Exercise instructions => Copy the records below exactly, leaving out any pictures.

Data =>
+ + + + +
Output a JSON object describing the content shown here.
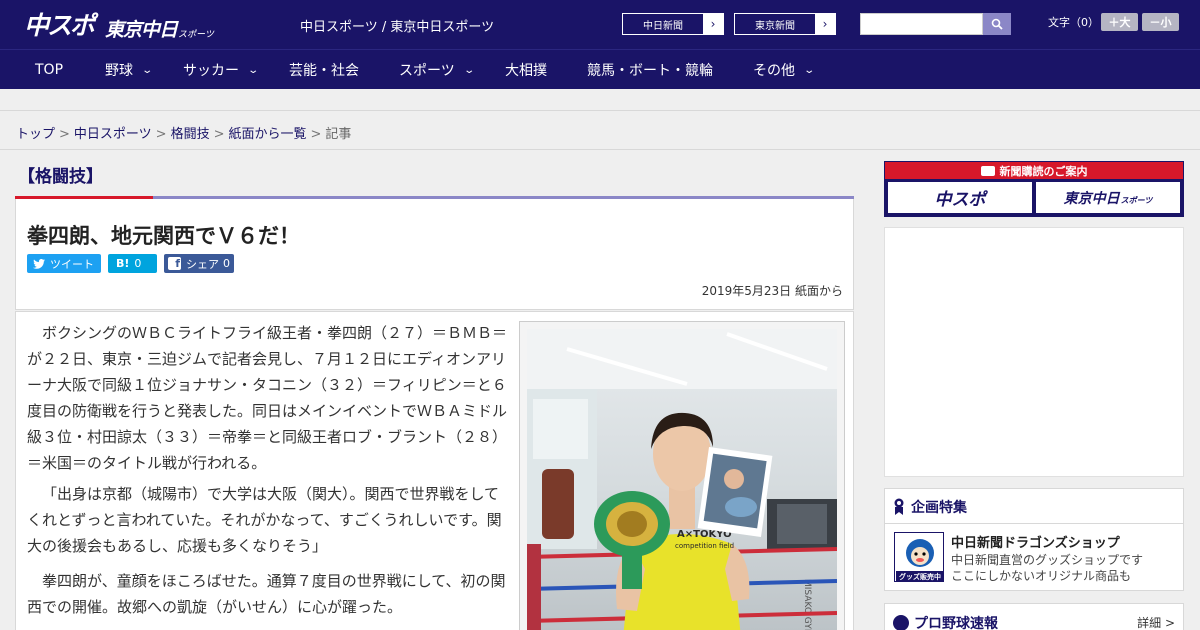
{
  "header": {
    "logo_main": "中スポ",
    "logo_sub": "東京中日",
    "logo_small": "スポーツ",
    "site_title": "中日スポーツ / 東京中日スポーツ",
    "ext_links": [
      {
        "label": "中日新聞",
        "arrow": "›"
      },
      {
        "label": "東京新聞",
        "arrow": "›"
      }
    ],
    "search_placeholder": "",
    "font_size_label": "文字（0）",
    "font_larger": "＋大",
    "font_smaller": "－小",
    "bg_color": "#1a1467"
  },
  "nav": {
    "items": [
      {
        "label": "TOP",
        "dropdown": false
      },
      {
        "label": "野球",
        "dropdown": true
      },
      {
        "label": "サッカー",
        "dropdown": true
      },
      {
        "label": "芸能・社会",
        "dropdown": false
      },
      {
        "label": "スポーツ",
        "dropdown": true
      },
      {
        "label": "大相撲",
        "dropdown": false
      },
      {
        "label": "競馬・ボート・競輪",
        "dropdown": false
      },
      {
        "label": "その他",
        "dropdown": true
      }
    ],
    "chevron": "⌄"
  },
  "breadcrumb": {
    "items": [
      "トップ",
      "中日スポーツ",
      "格闘技",
      "紙面から一覧"
    ],
    "current": "記事",
    "sep": ">"
  },
  "article": {
    "category": "【格闘技】",
    "headline": "拳四朗、地元関西でＶ６だ！",
    "share": {
      "tweet": "ツイート",
      "hatena_count": "0",
      "facebook_label": "シェア",
      "facebook_count": "0"
    },
    "date": "2019年5月23日 紙面から",
    "paragraphs": [
      "ボクシングのＷＢＣライトフライ級王者・拳四朗（２７）＝ＢＭＢ＝が２２日、東京・三迫ジムで記者会見し、７月１２日にエディオンアリーナ大阪で同級１位ジョナサン・タコニン（３２）＝フィリピン＝と６度目の防衛戦を行うと発表した。同日はメインイベントでＷＢＡミドル級３位・村田諒太（３３）＝帝拳＝と同級王者ロブ・ブラント（２８）＝米国＝のタイトル戦が行われる。",
      "「出身は京都（城陽市）で大学は大阪（関大）。関西で世界戦をしてくれとずっと言われていた。それがかなって、すごくうれしいです。関大の後援会もあるし、応援も多くなりそう」",
      "拳四朗が、童顔をほころばせた。通算７度目の世界戦にして、初の関西での開催。故郷への凱旋（がいせん）に心が躍った。"
    ]
  },
  "sidebar": {
    "subscribe_head": "新聞購読のご案内",
    "subscribe_a": "中スポ",
    "subscribe_b": "東京中日",
    "subscribe_b_small": "スポーツ",
    "feature_title": "企画特集",
    "shop_title": "中日新聞ドラゴンズショップ",
    "shop_desc_1": "中日新聞直営のグッズショップです",
    "shop_desc_2": "ここにしかないオリジナル商品も",
    "shop_badge": "グッズ販売中",
    "baseball_title": "プロ野球速報",
    "baseball_more": "詳細 >"
  },
  "colors": {
    "brand_navy": "#1a1467",
    "accent_red": "#d7182a",
    "twitter": "#1da1f2",
    "hatena": "#00a4de",
    "facebook": "#3b5998"
  }
}
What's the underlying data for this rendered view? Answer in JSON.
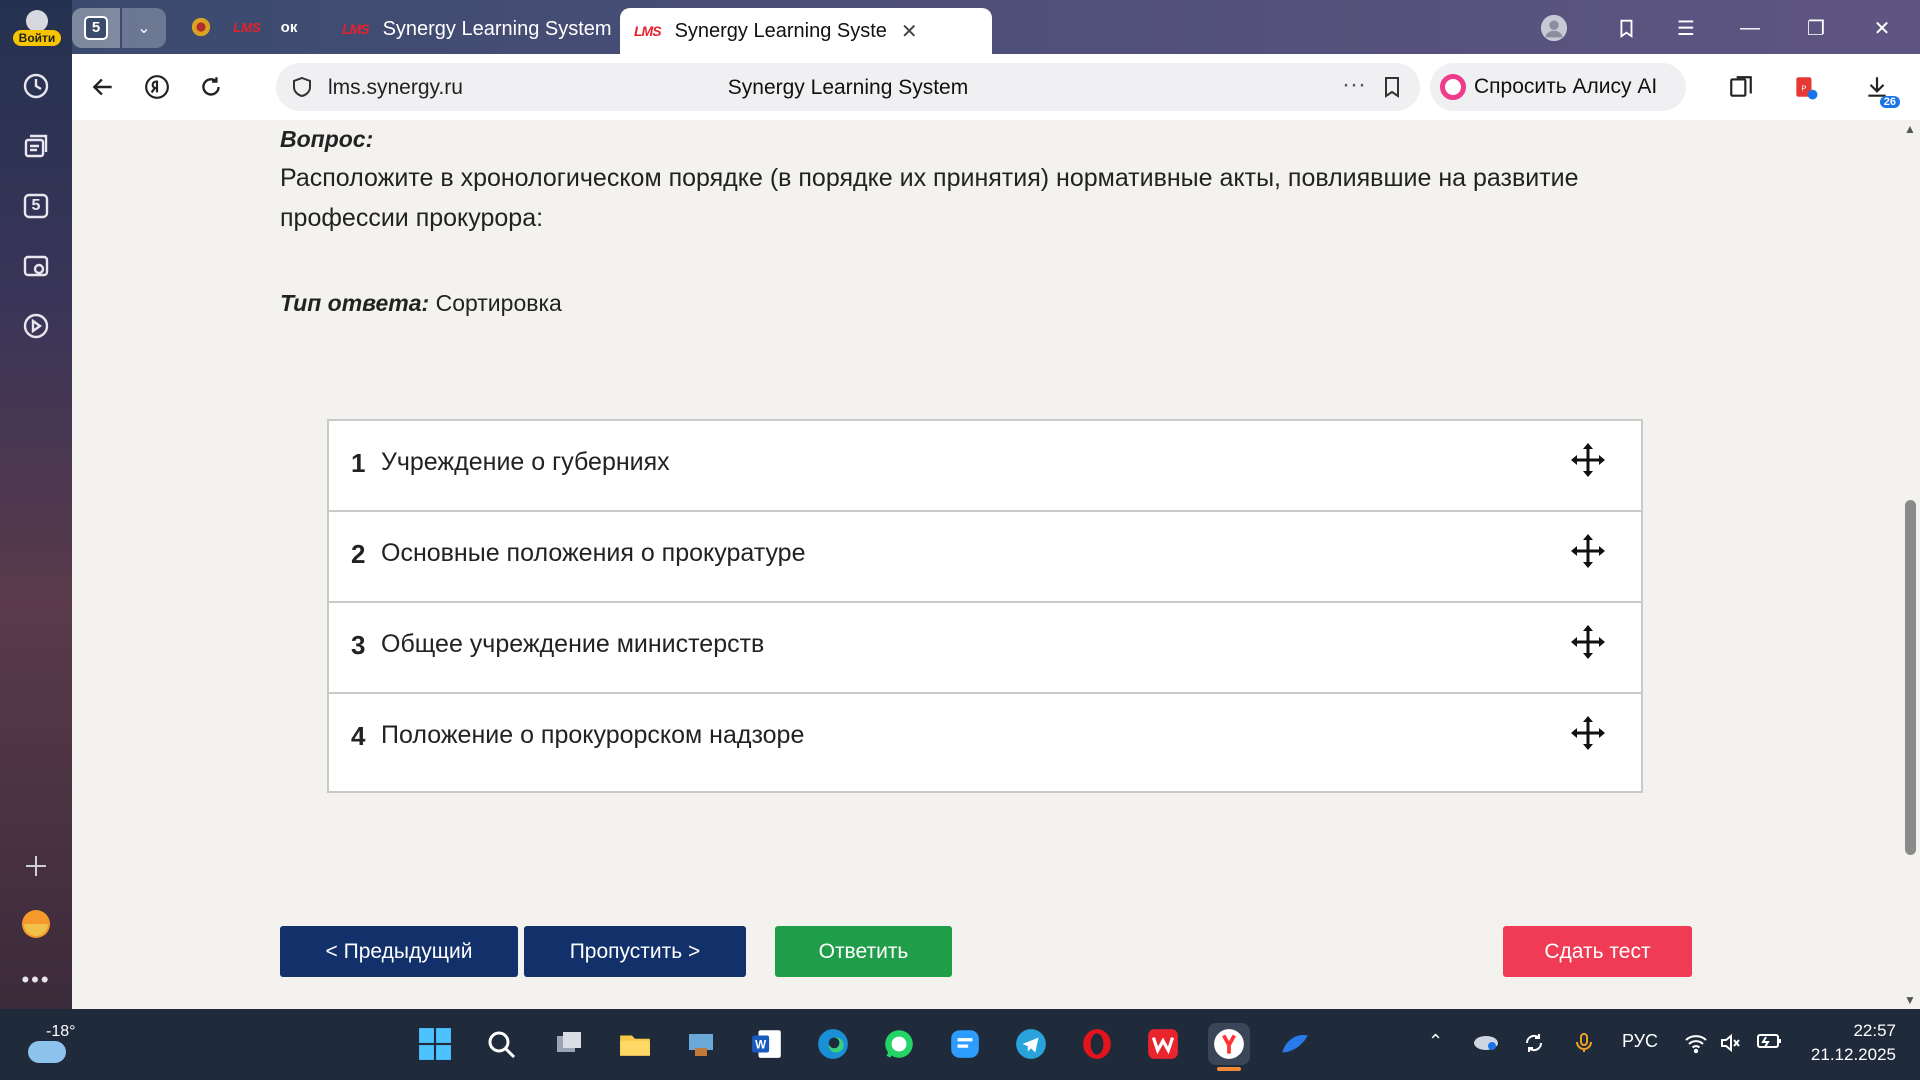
{
  "browser": {
    "login_label": "Войти",
    "tab_count": "5",
    "pinned_ok": "ок",
    "pinned_lms": "LMS",
    "tabs": [
      {
        "favicon": "LMS",
        "title": "Synergy Learning System"
      },
      {
        "favicon": "LMS",
        "title": "Synergy Learning Syste",
        "close": "✕"
      }
    ],
    "url": "lms.synergy.ru",
    "page_title": "Synergy Learning System",
    "omnibox_menu": "···",
    "alice_label": "Спросить Алису AI",
    "downloads_count": "26",
    "sidebar_counter": "5"
  },
  "question": {
    "label": "Вопрос:",
    "text": "Расположите в хронологическом порядке (в порядке их принятия) нормативные акты, повлиявшие на развитие профессии прокурора:",
    "answer_type_label": "Тип ответа:",
    "answer_type_value": "Сортировка"
  },
  "items": [
    {
      "num": "1",
      "text": "Учреждение о губерниях"
    },
    {
      "num": "2",
      "text": "Основные положения о прокуратуре"
    },
    {
      "num": "3",
      "text": "Общее учреждение министерств"
    },
    {
      "num": "4",
      "text": "Положение о прокурорском надзоре"
    }
  ],
  "buttons": {
    "prev": "< Предыдущий",
    "skip": "Пропустить >",
    "answer": "Ответить",
    "submit": "Сдать тест"
  },
  "colors": {
    "nav_button": "#12306a",
    "answer_button": "#1f9d48",
    "submit_button": "#ef3b54"
  },
  "taskbar": {
    "temperature": "-18°",
    "language": "РУС",
    "time": "22:57",
    "date": "21.12.2025"
  }
}
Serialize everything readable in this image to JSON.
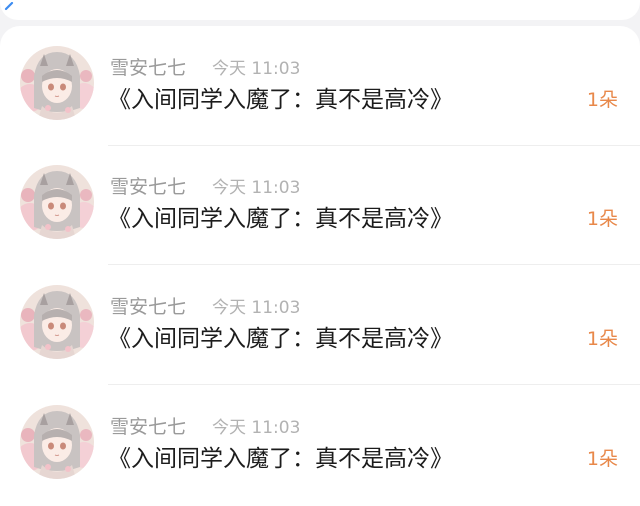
{
  "header": {
    "back_icon": "back-arrow-icon"
  },
  "colors": {
    "accent": "#e8884a",
    "name": "#9a9a9a",
    "time": "#b2b2b2",
    "message": "#1c1c1c"
  },
  "items": [
    {
      "name": "雪安七七",
      "time": "今天 11:03",
      "message": "《入间同学入魔了：真不是高冷》",
      "gift": "1朵",
      "avatar_icon": "anime-girl-avatar"
    },
    {
      "name": "雪安七七",
      "time": "今天 11:03",
      "message": "《入间同学入魔了：真不是高冷》",
      "gift": "1朵",
      "avatar_icon": "anime-girl-avatar"
    },
    {
      "name": "雪安七七",
      "time": "今天 11:03",
      "message": "《入间同学入魔了：真不是高冷》",
      "gift": "1朵",
      "avatar_icon": "anime-girl-avatar"
    },
    {
      "name": "雪安七七",
      "time": "今天 11:03",
      "message": "《入间同学入魔了：真不是高冷》",
      "gift": "1朵",
      "avatar_icon": "anime-girl-avatar"
    }
  ]
}
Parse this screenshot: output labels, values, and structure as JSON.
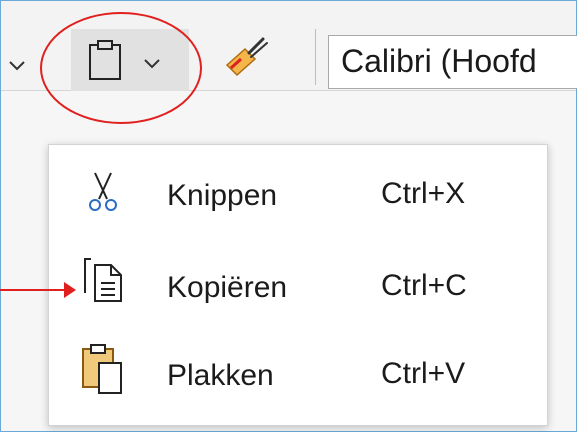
{
  "toolbar": {
    "font_name": "Calibri (Hoofd",
    "icons": [
      "chevron-down-icon",
      "clipboard-icon",
      "chevron-down-icon",
      "format-painter-icon"
    ]
  },
  "menu": {
    "items": [
      {
        "label": "Knippen",
        "shortcut": "Ctrl+X",
        "icon": "scissors-icon"
      },
      {
        "label": "Kopiëren",
        "shortcut": "Ctrl+C",
        "icon": "copy-icon"
      },
      {
        "label": "Plakken",
        "shortcut": "Ctrl+V",
        "icon": "paste-icon"
      }
    ]
  },
  "annotation": {
    "highlight_color": "#e0201f"
  },
  "colors": {
    "window_border": "#6aa9d8",
    "toolbar_bg": "#f3f3f3",
    "button_hover_bg": "#e1e1e1",
    "menu_bg": "#ffffff"
  }
}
+ + + + +
Exercise response =>
Output a JSON object describing the content shown here.
{
  "header": {
    "logo_main": "中スポ",
    "logo_sub": "東京中日",
    "logo_small": "スポーツ",
    "site_title": "中日スポーツ / 東京中日スポーツ",
    "ext_links": [
      {
        "label": "中日新聞",
        "arrow": "›"
      },
      {
        "label": "東京新聞",
        "arrow": "›"
      }
    ],
    "search_placeholder": "",
    "font_size_label": "文字（0）",
    "font_larger": "＋大",
    "font_smaller": "－小",
    "bg_color": "#1a1467"
  },
  "nav": {
    "items": [
      {
        "label": "TOP",
        "dropdown": false
      },
      {
        "label": "野球",
        "dropdown": true
      },
      {
        "label": "サッカー",
        "dropdown": true
      },
      {
        "label": "芸能・社会",
        "dropdown": false
      },
      {
        "label": "スポーツ",
        "dropdown": true
      },
      {
        "label": "大相撲",
        "dropdown": false
      },
      {
        "label": "競馬・ボート・競輪",
        "dropdown": false
      },
      {
        "label": "その他",
        "dropdown": true
      }
    ],
    "chevron": "⌄"
  },
  "breadcrumb": {
    "items": [
      "トップ",
      "中日スポーツ",
      "格闘技",
      "紙面から一覧"
    ],
    "current": "記事",
    "sep": ">"
  },
  "article": {
    "category": "【格闘技】",
    "headline": "拳四朗、地元関西でＶ６だ！",
    "share": {
      "tweet": "ツイート",
      "hatena_count": "0",
      "facebook_label": "シェア",
      "facebook_count": "0"
    },
    "date": "2019年5月23日 紙面から",
    "paragraphs": [
      "ボクシングのＷＢＣライトフライ級王者・拳四朗（２７）＝ＢＭＢ＝が２２日、東京・三迫ジムで記者会見し、７月１２日にエディオンアリーナ大阪で同級１位ジョナサン・タコニン（３２）＝フィリピン＝と６度目の防衛戦を行うと発表した。同日はメインイベントでＷＢＡミドル級３位・村田諒太（３３）＝帝拳＝と同級王者ロブ・ブラント（２８）＝米国＝のタイトル戦が行われる。",
      "「出身は京都（城陽市）で大学は大阪（関大）。関西で世界戦をしてくれとずっと言われていた。それがかなって、すごくうれしいです。関大の後援会もあるし、応援も多くなりそう」",
      "拳四朗が、童顔をほころばせた。通算７度目の世界戦にして、初の関西での開催。故郷への凱旋（がいせん）に心が躍った。"
    ]
  },
  "sidebar": {
    "subscribe_head": "新聞購読のご案内",
    "subscribe_a": "中スポ",
    "subscribe_b": "東京中日",
    "subscribe_b_small": "スポーツ",
    "feature_title": "企画特集",
    "shop_title": "中日新聞ドラゴンズショップ",
    "shop_desc_1": "中日新聞直営のグッズショップです",
    "shop_desc_2": "ここにしかないオリジナル商品も",
    "shop_badge": "グッズ販売中",
    "baseball_title": "プロ野球速報",
    "baseball_more": "詳細 >"
  },
  "colors": {
    "brand_navy": "#1a1467",
    "accent_red": "#d7182a",
    "twitter": "#1da1f2",
    "hatena": "#00a4de",
    "facebook": "#3b5998"
  }
}
What's the underlying data for this rendered view? Answer in JSON.
{
  "browser": {
    "login_label": "Войти",
    "tab_count": "5",
    "pinned_ok": "ок",
    "pinned_lms": "LMS",
    "tabs": [
      {
        "favicon": "LMS",
        "title": "Synergy Learning System"
      },
      {
        "favicon": "LMS",
        "title": "Synergy Learning Syste",
        "close": "✕"
      }
    ],
    "url": "lms.synergy.ru",
    "page_title": "Synergy Learning System",
    "omnibox_menu": "···",
    "alice_label": "Спросить Алису AI",
    "downloads_count": "26",
    "sidebar_counter": "5"
  },
  "question": {
    "label": "Вопрос:",
    "text": "Расположите в хронологическом порядке (в порядке их принятия) нормативные акты, повлиявшие на развитие профессии прокурора:",
    "answer_type_label": "Тип ответа:",
    "answer_type_value": "Сортировка"
  },
  "items": [
    {
      "num": "1",
      "text": "Учреждение о губерниях"
    },
    {
      "num": "2",
      "text": "Основные положения о прокуратуре"
    },
    {
      "num": "3",
      "text": "Общее учреждение министерств"
    },
    {
      "num": "4",
      "text": "Положение о прокурорском надзоре"
    }
  ],
  "buttons": {
    "prev": "< Предыдущий",
    "skip": "Пропустить >",
    "answer": "Ответить",
    "submit": "Сдать тест"
  },
  "colors": {
    "nav_button": "#12306a",
    "answer_button": "#1f9d48",
    "submit_button": "#ef3b54"
  },
  "taskbar": {
    "temperature": "-18°",
    "language": "РУС",
    "time": "22:57",
    "date": "21.12.2025"
  }
}
Serialize everything readable in this image to JSON.
{
  "header": {
    "back_icon": "back-arrow-icon"
  },
  "colors": {
    "accent": "#e8884a",
    "name": "#9a9a9a",
    "time": "#b2b2b2",
    "message": "#1c1c1c"
  },
  "items": [
    {
      "name": "雪安七七",
      "time": "今天 11:03",
      "message": "《入间同学入魔了：真不是高冷》",
      "gift": "1朵",
      "avatar_icon": "anime-girl-avatar"
    },
    {
      "name": "雪安七七",
      "time": "今天 11:03",
      "message": "《入间同学入魔了：真不是高冷》",
      "gift": "1朵",
      "avatar_icon": "anime-girl-avatar"
    },
    {
      "name": "雪安七七",
      "time": "今天 11:03",
      "message": "《入间同学入魔了：真不是高冷》",
      "gift": "1朵",
      "avatar_icon": "anime-girl-avatar"
    },
    {
      "name": "雪安七七",
      "time": "今天 11:03",
      "message": "《入间同学入魔了：真不是高冷》",
      "gift": "1朵",
      "avatar_icon": "anime-girl-avatar"
    }
  ]
}
Parse this screenshot: output labels, values, and structure as JSON.
{
  "toolbar": {
    "font_name": "Calibri (Hoofd",
    "icons": [
      "chevron-down-icon",
      "clipboard-icon",
      "chevron-down-icon",
      "format-painter-icon"
    ]
  },
  "menu": {
    "items": [
      {
        "label": "Knippen",
        "shortcut": "Ctrl+X",
        "icon": "scissors-icon"
      },
      {
        "label": "Kopiëren",
        "shortcut": "Ctrl+C",
        "icon": "copy-icon"
      },
      {
        "label": "Plakken",
        "shortcut": "Ctrl+V",
        "icon": "paste-icon"
      }
    ]
  },
  "annotation": {
    "highlight_color": "#e0201f"
  },
  "colors": {
    "window_border": "#6aa9d8",
    "toolbar_bg": "#f3f3f3",
    "button_hover_bg": "#e1e1e1",
    "menu_bg": "#ffffff"
  }
}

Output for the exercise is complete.